= Your goal =
Select all lines in the records that include "JSON".

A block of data
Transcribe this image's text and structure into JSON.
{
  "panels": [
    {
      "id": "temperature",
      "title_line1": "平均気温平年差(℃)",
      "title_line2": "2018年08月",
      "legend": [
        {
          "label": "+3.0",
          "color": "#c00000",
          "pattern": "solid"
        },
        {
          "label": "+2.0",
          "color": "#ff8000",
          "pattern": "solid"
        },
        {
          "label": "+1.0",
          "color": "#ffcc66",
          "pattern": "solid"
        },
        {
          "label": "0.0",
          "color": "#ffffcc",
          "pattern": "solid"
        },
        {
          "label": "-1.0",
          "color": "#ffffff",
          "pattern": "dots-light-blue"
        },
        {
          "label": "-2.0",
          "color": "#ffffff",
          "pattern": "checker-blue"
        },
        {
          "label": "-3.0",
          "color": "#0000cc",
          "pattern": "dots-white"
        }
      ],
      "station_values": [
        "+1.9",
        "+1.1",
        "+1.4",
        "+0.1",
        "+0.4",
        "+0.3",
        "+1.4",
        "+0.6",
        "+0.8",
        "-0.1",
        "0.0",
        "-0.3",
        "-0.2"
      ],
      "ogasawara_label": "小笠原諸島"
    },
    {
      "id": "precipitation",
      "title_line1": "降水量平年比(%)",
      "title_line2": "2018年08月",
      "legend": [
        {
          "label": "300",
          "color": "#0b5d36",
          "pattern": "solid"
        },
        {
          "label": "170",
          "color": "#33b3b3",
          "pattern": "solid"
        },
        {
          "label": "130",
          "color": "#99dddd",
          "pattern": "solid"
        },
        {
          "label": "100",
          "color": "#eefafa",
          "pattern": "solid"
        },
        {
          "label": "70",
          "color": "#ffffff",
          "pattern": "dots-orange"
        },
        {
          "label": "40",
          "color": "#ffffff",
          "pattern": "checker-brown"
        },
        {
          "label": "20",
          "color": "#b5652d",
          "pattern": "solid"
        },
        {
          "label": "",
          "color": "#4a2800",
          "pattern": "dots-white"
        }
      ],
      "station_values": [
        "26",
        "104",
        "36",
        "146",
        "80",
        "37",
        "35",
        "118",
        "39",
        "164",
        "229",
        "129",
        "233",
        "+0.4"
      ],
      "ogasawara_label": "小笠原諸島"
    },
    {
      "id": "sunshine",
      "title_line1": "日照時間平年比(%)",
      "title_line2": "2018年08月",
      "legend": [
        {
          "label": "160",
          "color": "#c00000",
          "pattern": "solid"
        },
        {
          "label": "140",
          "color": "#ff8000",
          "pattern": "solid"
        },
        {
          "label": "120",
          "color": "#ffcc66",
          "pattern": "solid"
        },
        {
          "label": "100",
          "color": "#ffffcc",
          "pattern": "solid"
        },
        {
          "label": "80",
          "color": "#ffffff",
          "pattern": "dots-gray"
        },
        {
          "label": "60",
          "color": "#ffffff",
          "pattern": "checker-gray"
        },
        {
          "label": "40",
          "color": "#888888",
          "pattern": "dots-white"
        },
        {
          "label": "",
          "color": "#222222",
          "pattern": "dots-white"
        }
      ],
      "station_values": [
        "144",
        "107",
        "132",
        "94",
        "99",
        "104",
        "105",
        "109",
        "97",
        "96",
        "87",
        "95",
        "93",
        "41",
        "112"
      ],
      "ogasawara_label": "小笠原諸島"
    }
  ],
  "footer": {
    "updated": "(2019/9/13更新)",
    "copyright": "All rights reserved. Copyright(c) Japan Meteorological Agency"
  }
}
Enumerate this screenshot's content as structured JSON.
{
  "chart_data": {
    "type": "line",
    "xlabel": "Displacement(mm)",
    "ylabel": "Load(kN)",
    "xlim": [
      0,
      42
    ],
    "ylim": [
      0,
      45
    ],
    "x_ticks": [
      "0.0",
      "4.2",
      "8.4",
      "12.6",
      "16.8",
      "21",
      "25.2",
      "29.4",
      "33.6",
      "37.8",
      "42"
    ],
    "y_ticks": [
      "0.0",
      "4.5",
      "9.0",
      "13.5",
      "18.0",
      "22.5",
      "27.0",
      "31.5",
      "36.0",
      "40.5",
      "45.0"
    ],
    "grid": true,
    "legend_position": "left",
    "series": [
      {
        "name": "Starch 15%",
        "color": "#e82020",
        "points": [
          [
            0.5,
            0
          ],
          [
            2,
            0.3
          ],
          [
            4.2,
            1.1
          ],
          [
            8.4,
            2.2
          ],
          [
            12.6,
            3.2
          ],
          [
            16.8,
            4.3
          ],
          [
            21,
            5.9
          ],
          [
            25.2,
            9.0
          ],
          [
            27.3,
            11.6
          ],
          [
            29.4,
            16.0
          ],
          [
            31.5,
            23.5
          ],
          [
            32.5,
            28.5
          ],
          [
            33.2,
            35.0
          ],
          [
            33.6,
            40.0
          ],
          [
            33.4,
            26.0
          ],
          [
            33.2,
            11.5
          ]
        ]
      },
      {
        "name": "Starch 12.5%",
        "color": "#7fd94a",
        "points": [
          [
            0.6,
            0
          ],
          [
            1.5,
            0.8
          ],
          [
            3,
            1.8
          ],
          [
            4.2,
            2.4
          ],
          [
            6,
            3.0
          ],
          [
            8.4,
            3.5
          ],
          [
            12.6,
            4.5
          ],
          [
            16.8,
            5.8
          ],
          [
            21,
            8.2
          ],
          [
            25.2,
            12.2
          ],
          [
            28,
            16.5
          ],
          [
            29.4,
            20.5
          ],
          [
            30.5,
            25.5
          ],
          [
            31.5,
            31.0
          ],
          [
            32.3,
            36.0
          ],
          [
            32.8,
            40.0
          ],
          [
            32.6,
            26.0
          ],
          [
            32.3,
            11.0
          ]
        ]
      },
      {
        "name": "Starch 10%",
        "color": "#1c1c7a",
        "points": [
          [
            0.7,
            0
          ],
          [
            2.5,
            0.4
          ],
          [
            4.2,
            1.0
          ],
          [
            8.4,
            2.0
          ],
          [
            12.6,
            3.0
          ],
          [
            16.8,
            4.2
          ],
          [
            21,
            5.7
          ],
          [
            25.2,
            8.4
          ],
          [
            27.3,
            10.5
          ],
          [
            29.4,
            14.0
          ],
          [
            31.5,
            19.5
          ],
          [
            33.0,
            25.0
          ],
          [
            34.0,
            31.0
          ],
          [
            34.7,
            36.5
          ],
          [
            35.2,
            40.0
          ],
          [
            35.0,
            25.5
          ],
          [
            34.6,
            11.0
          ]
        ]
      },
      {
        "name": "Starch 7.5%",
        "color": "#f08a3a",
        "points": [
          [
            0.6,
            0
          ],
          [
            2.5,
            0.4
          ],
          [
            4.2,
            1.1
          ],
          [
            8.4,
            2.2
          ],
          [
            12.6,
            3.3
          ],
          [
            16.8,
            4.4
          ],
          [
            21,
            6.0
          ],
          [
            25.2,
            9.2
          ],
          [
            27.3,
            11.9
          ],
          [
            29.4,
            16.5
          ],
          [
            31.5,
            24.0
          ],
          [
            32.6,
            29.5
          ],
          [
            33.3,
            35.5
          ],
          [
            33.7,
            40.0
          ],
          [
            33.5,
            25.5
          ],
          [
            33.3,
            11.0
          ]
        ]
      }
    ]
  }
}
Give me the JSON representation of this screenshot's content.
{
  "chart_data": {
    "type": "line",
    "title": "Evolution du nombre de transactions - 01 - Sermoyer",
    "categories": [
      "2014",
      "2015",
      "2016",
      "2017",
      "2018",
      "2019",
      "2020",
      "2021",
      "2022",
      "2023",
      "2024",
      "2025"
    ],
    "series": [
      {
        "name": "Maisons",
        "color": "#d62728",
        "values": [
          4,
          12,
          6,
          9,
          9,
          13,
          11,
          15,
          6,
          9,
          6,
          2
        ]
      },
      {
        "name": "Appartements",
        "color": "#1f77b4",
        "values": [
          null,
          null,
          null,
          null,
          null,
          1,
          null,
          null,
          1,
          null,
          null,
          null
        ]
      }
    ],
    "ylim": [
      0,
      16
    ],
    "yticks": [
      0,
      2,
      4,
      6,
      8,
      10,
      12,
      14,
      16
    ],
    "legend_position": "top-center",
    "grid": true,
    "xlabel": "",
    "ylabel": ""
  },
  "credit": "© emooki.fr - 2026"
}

= Final answer =
Transcribe this image's text and structure into JSON.
Enumerate this screenshot's content as structured JSON.
Give me the JSON representation of this screenshot's content.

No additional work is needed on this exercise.